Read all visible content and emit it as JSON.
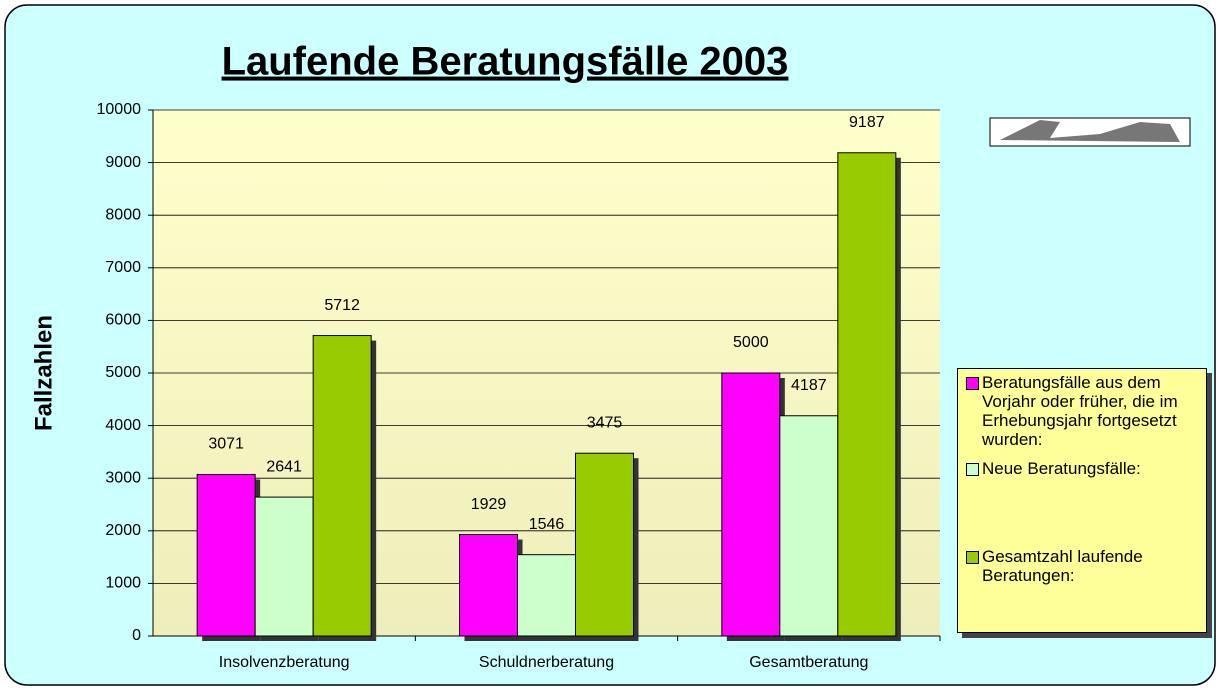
{
  "chart_data": {
    "type": "bar",
    "title": "Laufende Beratungsfälle 2003",
    "y_label": "Fallzahlen",
    "categories": [
      "Insolvenzberatung",
      "Schuldnerberatung",
      "Gesamtberatung"
    ],
    "series": [
      {
        "name": "Beratungsfälle aus dem Vorjahr oder früher, die im Erhebungsjahr fortgesetzt wurden:",
        "color": "#ff00ff",
        "values": [
          3071,
          1929,
          5000
        ]
      },
      {
        "name": "Neue Beratungsfälle:",
        "color": "#ccffcc",
        "values": [
          2641,
          1546,
          4187
        ]
      },
      {
        "name": "Gesamtzahl laufende Beratungen:",
        "color": "#99cc00",
        "values": [
          5712,
          3475,
          9187
        ]
      }
    ],
    "ylim": [
      0,
      10000
    ],
    "yticks": [
      0,
      1000,
      2000,
      3000,
      4000,
      5000,
      6000,
      7000,
      8000,
      9000,
      10000
    ],
    "grid": true
  }
}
::::::::::
Problem to work on: Using the listing above, show every line that includes the string "Beratungsfälle".

Response to this task:
    "title": "Laufende Beratungsfälle 2003",
        "name": "Beratungsfälle aus dem Vorjahr oder früher, die im Erhebungsjahr fortgesetzt wurden:",
        "name": "Neue Beratungsfälle:",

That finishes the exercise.